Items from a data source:
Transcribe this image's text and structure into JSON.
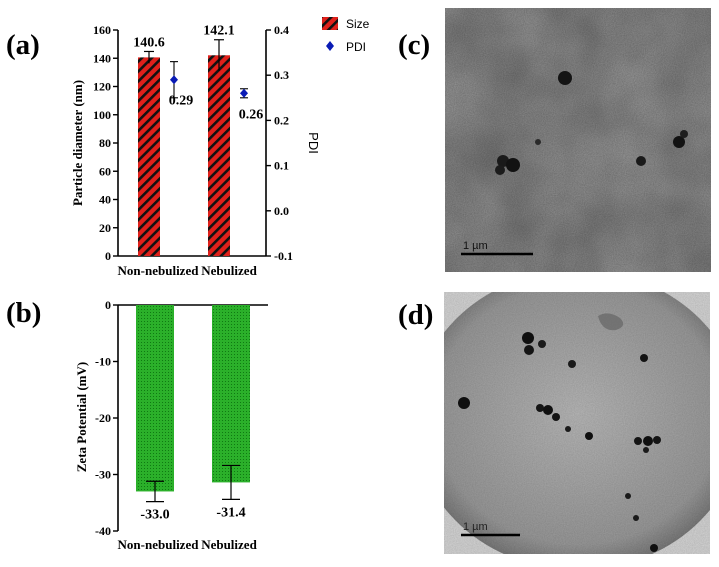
{
  "panels": {
    "a": "(a)",
    "b": "(b)",
    "c": "(c)",
    "d": "(d)"
  },
  "chart_data": [
    {
      "id": "a",
      "type": "bar",
      "categories": [
        "Non-nebulized",
        "Nebulized"
      ],
      "ylabel": "Particle diameter (nm)",
      "ylabel_right": "PDI",
      "ylim": [
        0,
        160
      ],
      "yticks": [
        0,
        20,
        40,
        60,
        80,
        100,
        120,
        140,
        160
      ],
      "y2lim": [
        -0.1,
        0.4
      ],
      "y2ticks": [
        "0.4",
        "0.3",
        "0.2",
        "0.1",
        "0.0",
        "-0.1"
      ],
      "series": [
        {
          "name": "Size",
          "axis": "left",
          "values": [
            140.6,
            142.1
          ],
          "errors": [
            4.2,
            11
          ],
          "labels": [
            "140.6",
            "142.1"
          ],
          "color": "#e0201b",
          "pattern": "red-black diagonal hatch"
        },
        {
          "name": "PDI",
          "axis": "right",
          "values": [
            0.29,
            0.26
          ],
          "errors": [
            0.04,
            0.01
          ],
          "labels": [
            "0.29",
            "0.26"
          ],
          "color": "#0a1bb5",
          "marker": "diamond"
        }
      ],
      "legend": "top-right, outside plot"
    },
    {
      "id": "b",
      "type": "bar",
      "categories": [
        "Non-nebulized",
        "Nebulized"
      ],
      "ylabel": "Zeta Potential (mV)",
      "ylim": [
        -40,
        0
      ],
      "yticks": [
        0,
        -10,
        -20,
        -30,
        -40
      ],
      "series": [
        {
          "values": [
            -33.0,
            -31.4
          ],
          "errors": [
            1.8,
            3.0
          ],
          "labels": [
            "-33.0",
            "-31.4"
          ],
          "color": "#21a81f",
          "pattern": "fine dotted green"
        }
      ]
    }
  ],
  "images": {
    "c": {
      "scale_bar": "1 µm",
      "description_icon": "tem-micrograph-icon"
    },
    "d": {
      "scale_bar": "1 µm",
      "description_icon": "tem-micrograph-icon"
    }
  }
}
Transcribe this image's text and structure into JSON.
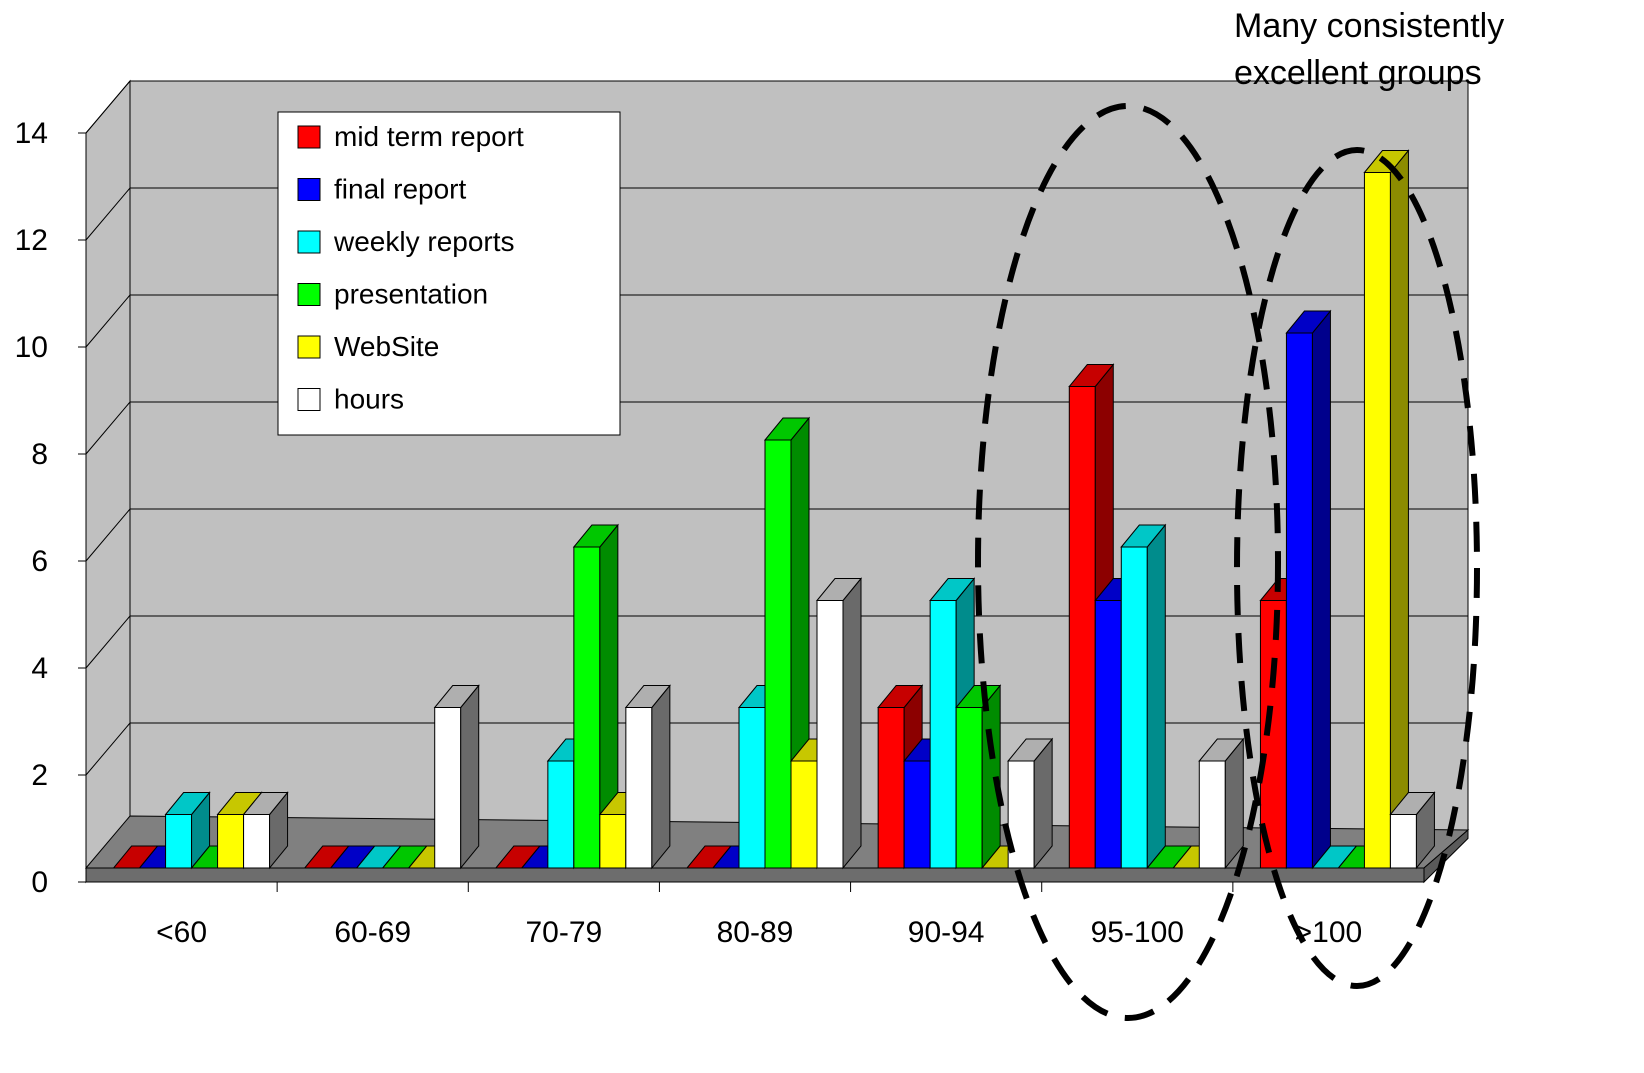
{
  "chart_data": {
    "type": "bar",
    "categories": [
      "<60",
      "60-69",
      "70-79",
      "80-89",
      "90-94",
      "95-100",
      ">100"
    ],
    "series": [
      {
        "name": "mid term report",
        "values": [
          0,
          0,
          0,
          0,
          3,
          9,
          5
        ]
      },
      {
        "name": "final report",
        "values": [
          0,
          0,
          0,
          0,
          2,
          5,
          10
        ]
      },
      {
        "name": "weekly reports",
        "values": [
          1,
          0,
          2,
          3,
          5,
          6,
          0
        ]
      },
      {
        "name": "presentation",
        "values": [
          0,
          0,
          6,
          8,
          3,
          0,
          0
        ]
      },
      {
        "name": "WebSite",
        "values": [
          1,
          0,
          1,
          2,
          0,
          0,
          13
        ]
      },
      {
        "name": "hours",
        "values": [
          1,
          3,
          3,
          5,
          2,
          2,
          1
        ]
      }
    ],
    "title": "",
    "xlabel": "",
    "ylabel": "",
    "ylim": [
      0,
      14
    ],
    "yticks": [
      "0",
      "2",
      "4",
      "6",
      "8",
      "10",
      "12",
      "14"
    ],
    "grid": true,
    "legend_position": "top-left",
    "annotation": {
      "line1": "Many consistently",
      "line2": "excellent groups"
    },
    "colors": {
      "mid term report": "#ff0000",
      "final report": "#0000ff",
      "weekly reports": "#00ffff",
      "presentation": "#00ff00",
      "WebSite": "#ffff00",
      "hours": "#ffffff",
      "plot_wall": "#c0c0c0",
      "plot_floor": "#808080"
    }
  }
}
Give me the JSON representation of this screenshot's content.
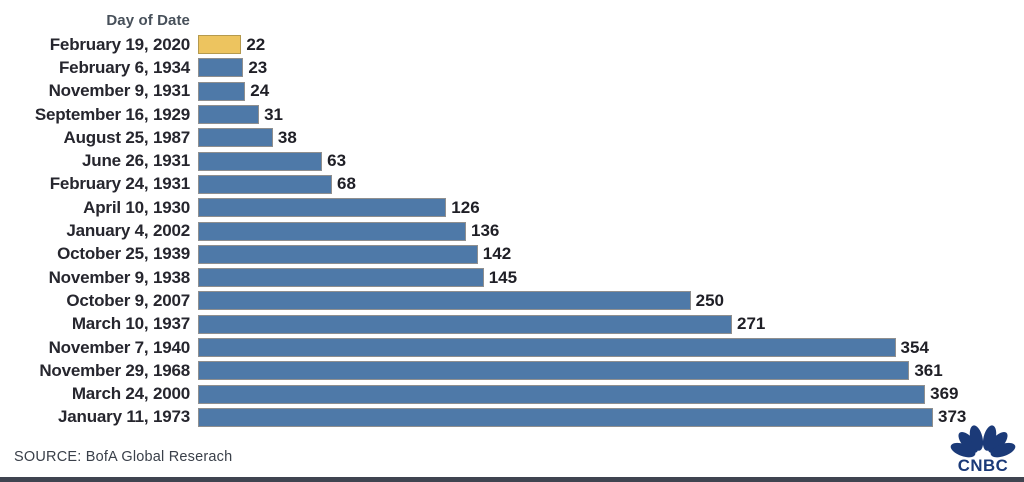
{
  "chart_data": {
    "type": "bar",
    "orientation": "horizontal",
    "title": "Day of Date",
    "categories": [
      "February 19, 2020",
      "February 6, 1934",
      "November 9, 1931",
      "September 16, 1929",
      "August 25, 1987",
      "June 26, 1931",
      "February 24, 1931",
      "April 10, 1930",
      "January 4, 2002",
      "October 25, 1939",
      "November 9, 1938",
      "October 9, 2007",
      "March 10, 1937",
      "November 7, 1940",
      "November 29, 1968",
      "March 24, 2000",
      "January 11, 1973"
    ],
    "values": [
      22,
      23,
      24,
      31,
      38,
      63,
      68,
      126,
      136,
      142,
      145,
      250,
      271,
      354,
      361,
      369,
      373
    ],
    "value_labels_shown": true,
    "xlim": [
      0,
      380
    ],
    "grid": false,
    "legend": false,
    "highlight_index": 0,
    "highlight_category": "February 19, 2020",
    "colors": {
      "bar": "#4e79a8",
      "bar_border": "#8f8f8f",
      "highlight": "#edc45f",
      "highlight_border": "#b59a4e"
    }
  },
  "footer": {
    "source": "SOURCE: BofA Global Reserach"
  },
  "branding": {
    "logo_text": "CNBC",
    "logo_icon": "cnbc-peacock-icon",
    "logo_color": "#1b3a78"
  },
  "page": {
    "background": "#ffffff",
    "bottom_bar_color": "#3f4450"
  }
}
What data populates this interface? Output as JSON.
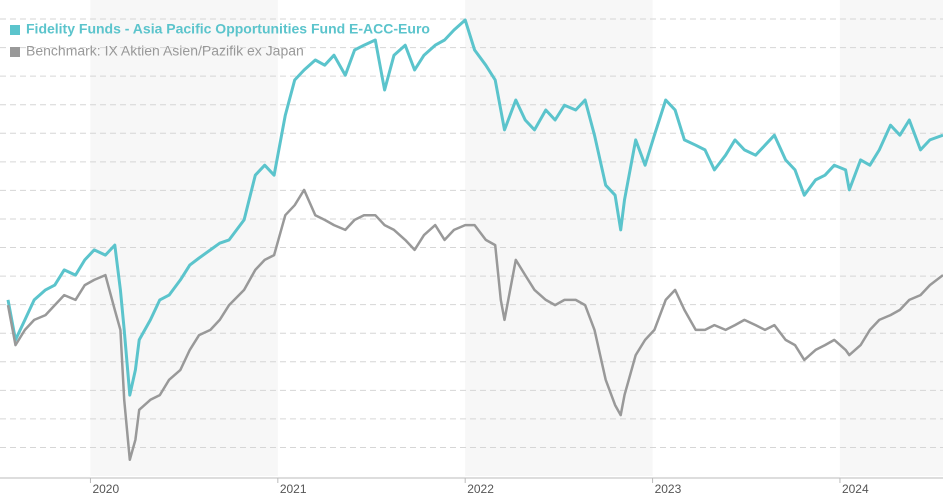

* WHAT THE EXERCISE ASKS
Your task is to transcribe all of the records precisely, with no images included.

* FULL OUTPUT
Transcribe this image's text and structure into JSON.
{
  "panels": {
    "a": "(a)",
    "b": "(b)",
    "c": "(c)",
    "d": "(d)"
  },
  "chart_data": [
    {
      "id": "a",
      "type": "bar",
      "categories": [
        "Non-nebulized",
        "Nebulized"
      ],
      "ylabel": "Particle diameter (nm)",
      "ylabel_right": "PDI",
      "ylim": [
        0,
        160
      ],
      "yticks": [
        0,
        20,
        40,
        60,
        80,
        100,
        120,
        140,
        160
      ],
      "y2lim": [
        -0.1,
        0.4
      ],
      "y2ticks": [
        "0.4",
        "0.3",
        "0.2",
        "0.1",
        "0.0",
        "-0.1"
      ],
      "series": [
        {
          "name": "Size",
          "axis": "left",
          "values": [
            140.6,
            142.1
          ],
          "errors": [
            4.2,
            11
          ],
          "labels": [
            "140.6",
            "142.1"
          ],
          "color": "#e0201b",
          "pattern": "red-black diagonal hatch"
        },
        {
          "name": "PDI",
          "axis": "right",
          "values": [
            0.29,
            0.26
          ],
          "errors": [
            0.04,
            0.01
          ],
          "labels": [
            "0.29",
            "0.26"
          ],
          "color": "#0a1bb5",
          "marker": "diamond"
        }
      ],
      "legend": "top-right, outside plot"
    },
    {
      "id": "b",
      "type": "bar",
      "categories": [
        "Non-nebulized",
        "Nebulized"
      ],
      "ylabel": "Zeta Potential (mV)",
      "ylim": [
        -40,
        0
      ],
      "yticks": [
        0,
        -10,
        -20,
        -30,
        -40
      ],
      "series": [
        {
          "values": [
            -33.0,
            -31.4
          ],
          "errors": [
            1.8,
            3.0
          ],
          "labels": [
            "-33.0",
            "-31.4"
          ],
          "color": "#21a81f",
          "pattern": "fine dotted green"
        }
      ]
    }
  ],
  "images": {
    "c": {
      "scale_bar": "1 µm",
      "description_icon": "tem-micrograph-icon"
    },
    "d": {
      "scale_bar": "1 µm",
      "description_icon": "tem-micrograph-icon"
    }
  }
}
Transcribe this image's text and structure into JSON.
{
  "chart_data": {
    "type": "bar",
    "categories": [
      "<60",
      "60-69",
      "70-79",
      "80-89",
      "90-94",
      "95-100",
      ">100"
    ],
    "series": [
      {
        "name": "mid term report",
        "values": [
          0,
          0,
          0,
          0,
          3,
          9,
          5
        ]
      },
      {
        "name": "final report",
        "values": [
          0,
          0,
          0,
          0,
          2,
          5,
          10
        ]
      },
      {
        "name": "weekly reports",
        "values": [
          1,
          0,
          2,
          3,
          5,
          6,
          0
        ]
      },
      {
        "name": "presentation",
        "values": [
          0,
          0,
          6,
          8,
          3,
          0,
          0
        ]
      },
      {
        "name": "WebSite",
        "values": [
          1,
          0,
          1,
          2,
          0,
          0,
          13
        ]
      },
      {
        "name": "hours",
        "values": [
          1,
          3,
          3,
          5,
          2,
          2,
          1
        ]
      }
    ],
    "title": "",
    "xlabel": "",
    "ylabel": "",
    "ylim": [
      0,
      14
    ],
    "yticks": [
      "0",
      "2",
      "4",
      "6",
      "8",
      "10",
      "12",
      "14"
    ],
    "grid": true,
    "legend_position": "top-left",
    "annotation": {
      "line1": "Many consistently",
      "line2": "excellent groups"
    },
    "colors": {
      "mid term report": "#ff0000",
      "final report": "#0000ff",
      "weekly reports": "#00ffff",
      "presentation": "#00ff00",
      "WebSite": "#ffff00",
      "hours": "#ffffff",
      "plot_wall": "#c0c0c0",
      "plot_floor": "#808080"
    }
  }
}
Give me the JSON representation of this screenshot's content.
{
  "chart_data": {
    "type": "bar",
    "orientation": "horizontal",
    "title": "Day of Date",
    "categories": [
      "February 19, 2020",
      "February 6, 1934",
      "November 9, 1931",
      "September 16, 1929",
      "August 25, 1987",
      "June 26, 1931",
      "February 24, 1931",
      "April 10, 1930",
      "January 4, 2002",
      "October 25, 1939",
      "November 9, 1938",
      "October 9, 2007",
      "March 10, 1937",
      "November 7, 1940",
      "November 29, 1968",
      "March 24, 2000",
      "January 11, 1973"
    ],
    "values": [
      22,
      23,
      24,
      31,
      38,
      63,
      68,
      126,
      136,
      142,
      145,
      250,
      271,
      354,
      361,
      369,
      373
    ],
    "value_labels_shown": true,
    "xlim": [
      0,
      380
    ],
    "grid": false,
    "legend": false,
    "highlight_index": 0,
    "highlight_category": "February 19, 2020",
    "colors": {
      "bar": "#4e79a8",
      "bar_border": "#8f8f8f",
      "highlight": "#edc45f",
      "highlight_border": "#b59a4e"
    }
  },
  "footer": {
    "source": "SOURCE: BofA Global Reserach"
  },
  "branding": {
    "logo_text": "CNBC",
    "logo_icon": "cnbc-peacock-icon",
    "logo_color": "#1b3a78"
  },
  "page": {
    "background": "#ffffff",
    "bottom_bar_color": "#3f4450"
  }
}
What data populates this interface? Output as JSON.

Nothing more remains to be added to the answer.